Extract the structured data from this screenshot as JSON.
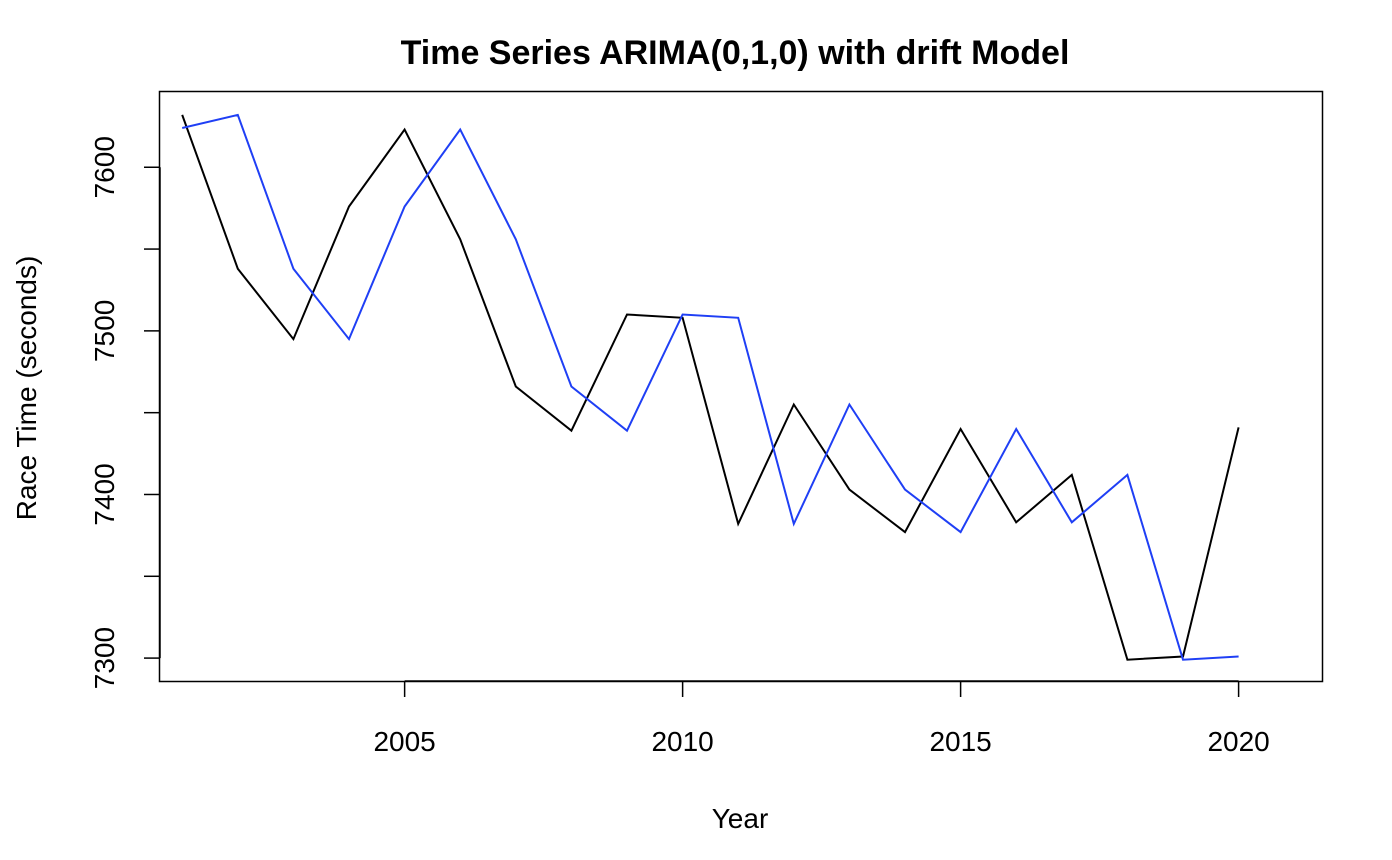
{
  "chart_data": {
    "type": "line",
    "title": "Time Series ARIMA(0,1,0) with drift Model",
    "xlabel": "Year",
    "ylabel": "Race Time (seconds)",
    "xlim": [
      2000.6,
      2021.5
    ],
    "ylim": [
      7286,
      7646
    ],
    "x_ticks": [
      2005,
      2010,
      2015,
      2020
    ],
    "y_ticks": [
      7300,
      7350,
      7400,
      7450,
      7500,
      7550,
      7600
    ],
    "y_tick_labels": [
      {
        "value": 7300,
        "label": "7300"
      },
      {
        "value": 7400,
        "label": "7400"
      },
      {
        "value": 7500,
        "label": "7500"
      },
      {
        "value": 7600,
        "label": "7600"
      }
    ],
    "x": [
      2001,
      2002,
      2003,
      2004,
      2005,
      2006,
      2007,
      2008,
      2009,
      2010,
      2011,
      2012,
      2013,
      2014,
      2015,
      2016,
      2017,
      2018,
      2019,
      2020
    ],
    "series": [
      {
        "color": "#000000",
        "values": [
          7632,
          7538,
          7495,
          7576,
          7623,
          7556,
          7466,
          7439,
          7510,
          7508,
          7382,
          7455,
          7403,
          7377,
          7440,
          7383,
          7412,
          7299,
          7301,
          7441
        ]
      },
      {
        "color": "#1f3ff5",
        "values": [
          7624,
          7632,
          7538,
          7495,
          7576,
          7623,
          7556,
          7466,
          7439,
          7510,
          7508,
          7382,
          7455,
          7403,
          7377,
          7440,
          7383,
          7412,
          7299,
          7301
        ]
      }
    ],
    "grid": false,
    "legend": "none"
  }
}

····················

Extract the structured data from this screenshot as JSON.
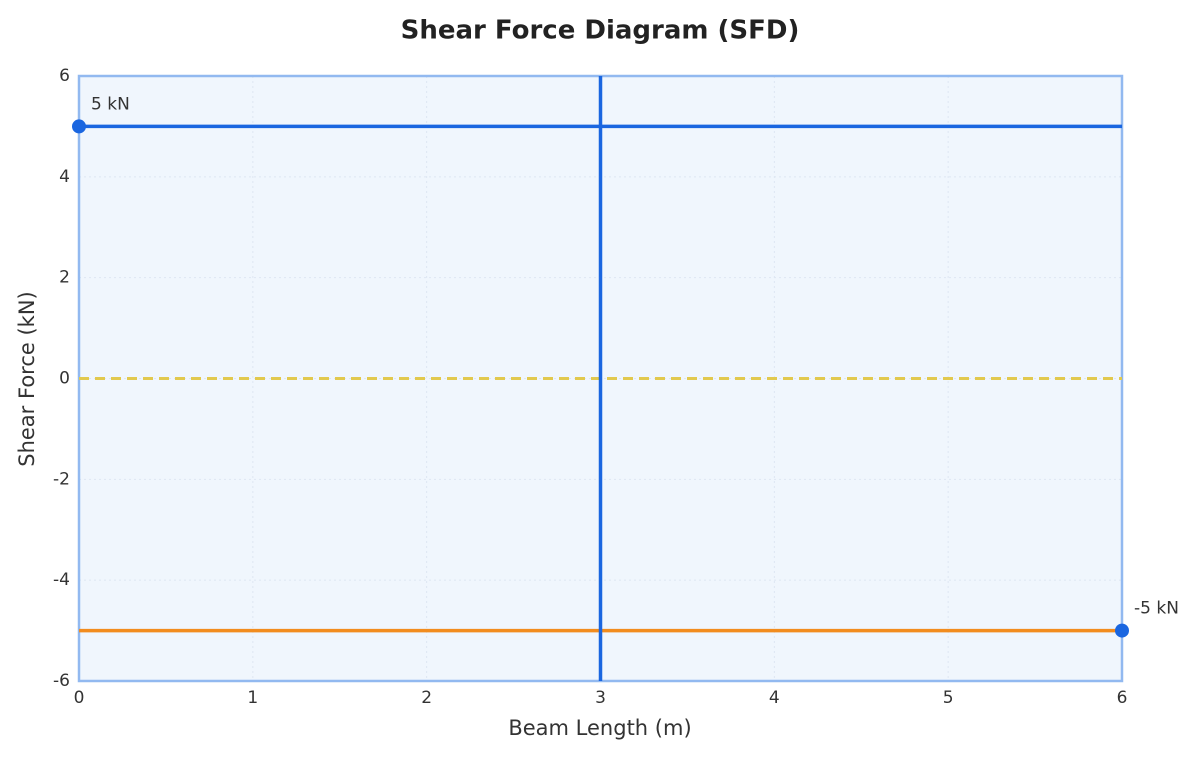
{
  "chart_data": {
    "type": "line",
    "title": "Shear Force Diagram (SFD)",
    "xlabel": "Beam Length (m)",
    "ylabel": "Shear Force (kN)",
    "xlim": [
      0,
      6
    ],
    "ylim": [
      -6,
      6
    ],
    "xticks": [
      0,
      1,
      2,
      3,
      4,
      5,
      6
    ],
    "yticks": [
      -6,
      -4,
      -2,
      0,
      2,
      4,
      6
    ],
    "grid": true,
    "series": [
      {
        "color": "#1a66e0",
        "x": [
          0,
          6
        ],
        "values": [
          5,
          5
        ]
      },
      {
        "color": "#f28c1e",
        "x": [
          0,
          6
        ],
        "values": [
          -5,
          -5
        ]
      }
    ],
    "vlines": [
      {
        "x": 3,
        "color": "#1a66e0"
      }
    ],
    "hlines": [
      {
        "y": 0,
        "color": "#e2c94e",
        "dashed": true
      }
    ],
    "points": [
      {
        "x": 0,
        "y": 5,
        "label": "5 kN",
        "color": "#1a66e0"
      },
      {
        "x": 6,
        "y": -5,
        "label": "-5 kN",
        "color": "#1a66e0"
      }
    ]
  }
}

····················

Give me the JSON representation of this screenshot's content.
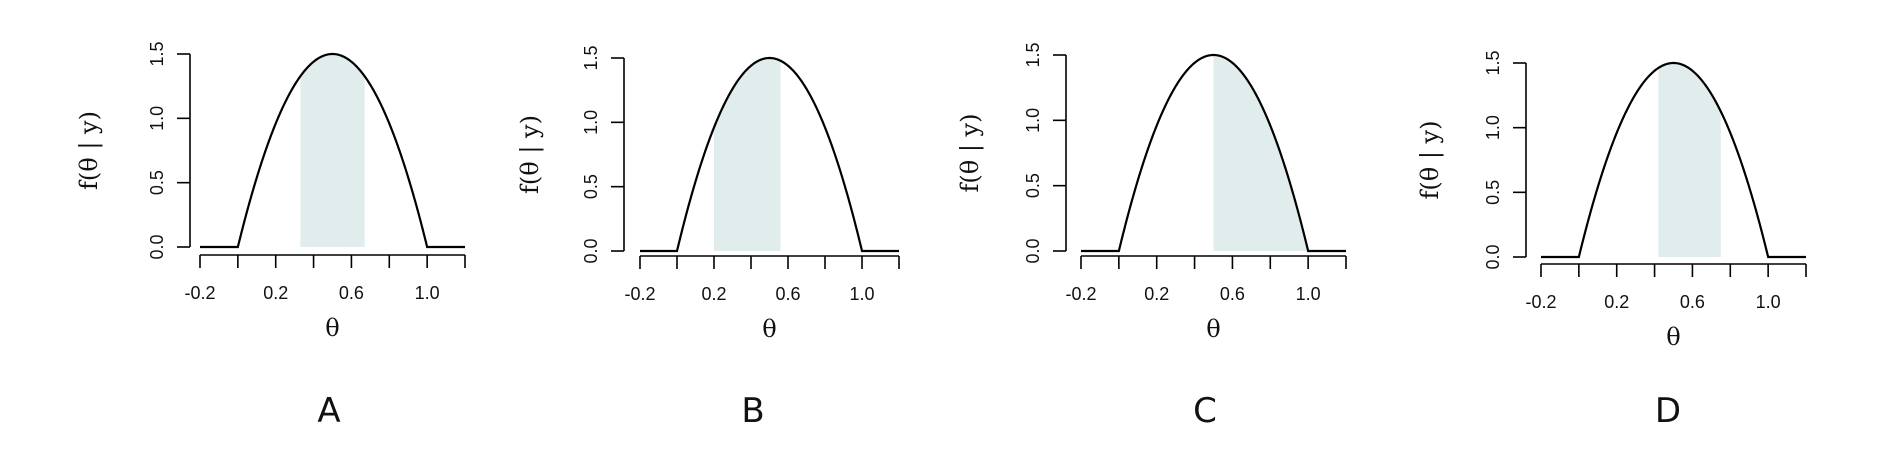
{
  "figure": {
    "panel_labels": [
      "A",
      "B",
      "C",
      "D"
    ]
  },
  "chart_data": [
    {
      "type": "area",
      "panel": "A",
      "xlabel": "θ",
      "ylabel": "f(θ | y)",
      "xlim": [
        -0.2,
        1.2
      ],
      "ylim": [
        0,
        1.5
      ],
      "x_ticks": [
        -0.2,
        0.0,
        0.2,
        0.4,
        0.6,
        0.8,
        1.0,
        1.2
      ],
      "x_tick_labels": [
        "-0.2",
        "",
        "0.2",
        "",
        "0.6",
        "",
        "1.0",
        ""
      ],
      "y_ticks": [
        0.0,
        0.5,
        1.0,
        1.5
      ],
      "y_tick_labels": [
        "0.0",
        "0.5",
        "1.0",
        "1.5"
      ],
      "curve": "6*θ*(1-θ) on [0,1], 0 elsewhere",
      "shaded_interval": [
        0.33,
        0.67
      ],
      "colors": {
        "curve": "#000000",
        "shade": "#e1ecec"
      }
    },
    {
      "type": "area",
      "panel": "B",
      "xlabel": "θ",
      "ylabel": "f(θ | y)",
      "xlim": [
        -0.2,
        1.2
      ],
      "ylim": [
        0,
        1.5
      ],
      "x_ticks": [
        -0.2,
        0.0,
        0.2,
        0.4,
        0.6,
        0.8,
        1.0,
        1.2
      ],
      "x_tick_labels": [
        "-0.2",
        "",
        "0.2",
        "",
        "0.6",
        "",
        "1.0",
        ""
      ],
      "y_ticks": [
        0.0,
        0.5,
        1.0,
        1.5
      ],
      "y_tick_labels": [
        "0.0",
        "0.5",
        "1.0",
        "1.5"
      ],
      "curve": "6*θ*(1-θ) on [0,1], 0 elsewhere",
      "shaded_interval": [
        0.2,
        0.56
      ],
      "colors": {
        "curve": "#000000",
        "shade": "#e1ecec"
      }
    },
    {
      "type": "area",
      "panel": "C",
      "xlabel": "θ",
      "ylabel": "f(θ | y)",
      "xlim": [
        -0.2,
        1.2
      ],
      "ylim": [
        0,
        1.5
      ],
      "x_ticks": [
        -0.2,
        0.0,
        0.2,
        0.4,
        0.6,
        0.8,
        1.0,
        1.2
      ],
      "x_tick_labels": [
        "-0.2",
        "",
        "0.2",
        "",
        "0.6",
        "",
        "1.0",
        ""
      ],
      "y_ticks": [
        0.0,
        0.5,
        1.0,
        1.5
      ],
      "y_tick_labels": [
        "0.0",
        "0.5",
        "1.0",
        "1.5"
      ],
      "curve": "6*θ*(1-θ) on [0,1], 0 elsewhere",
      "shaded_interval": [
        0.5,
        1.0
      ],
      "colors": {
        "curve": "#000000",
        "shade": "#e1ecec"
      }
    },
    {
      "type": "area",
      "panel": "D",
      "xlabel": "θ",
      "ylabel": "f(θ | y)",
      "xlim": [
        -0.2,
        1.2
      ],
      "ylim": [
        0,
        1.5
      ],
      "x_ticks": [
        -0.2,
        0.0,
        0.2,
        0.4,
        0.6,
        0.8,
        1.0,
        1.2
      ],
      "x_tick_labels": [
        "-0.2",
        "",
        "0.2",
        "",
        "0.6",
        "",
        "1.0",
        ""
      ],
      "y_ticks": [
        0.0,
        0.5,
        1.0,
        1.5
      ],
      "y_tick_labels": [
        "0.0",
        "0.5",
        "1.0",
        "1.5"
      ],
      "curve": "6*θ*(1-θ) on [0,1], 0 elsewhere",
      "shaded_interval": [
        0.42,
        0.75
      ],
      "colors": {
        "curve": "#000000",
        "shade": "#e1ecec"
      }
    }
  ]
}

····················

# TASK DIRECTIONS
Each line in the entries above that includes the string "Time" should be extracted.

# TASK RESPONSE
    "title": "Time Series ARIMA(0,1,0) with drift Model",
    "ylabel": "Race Time (seconds)",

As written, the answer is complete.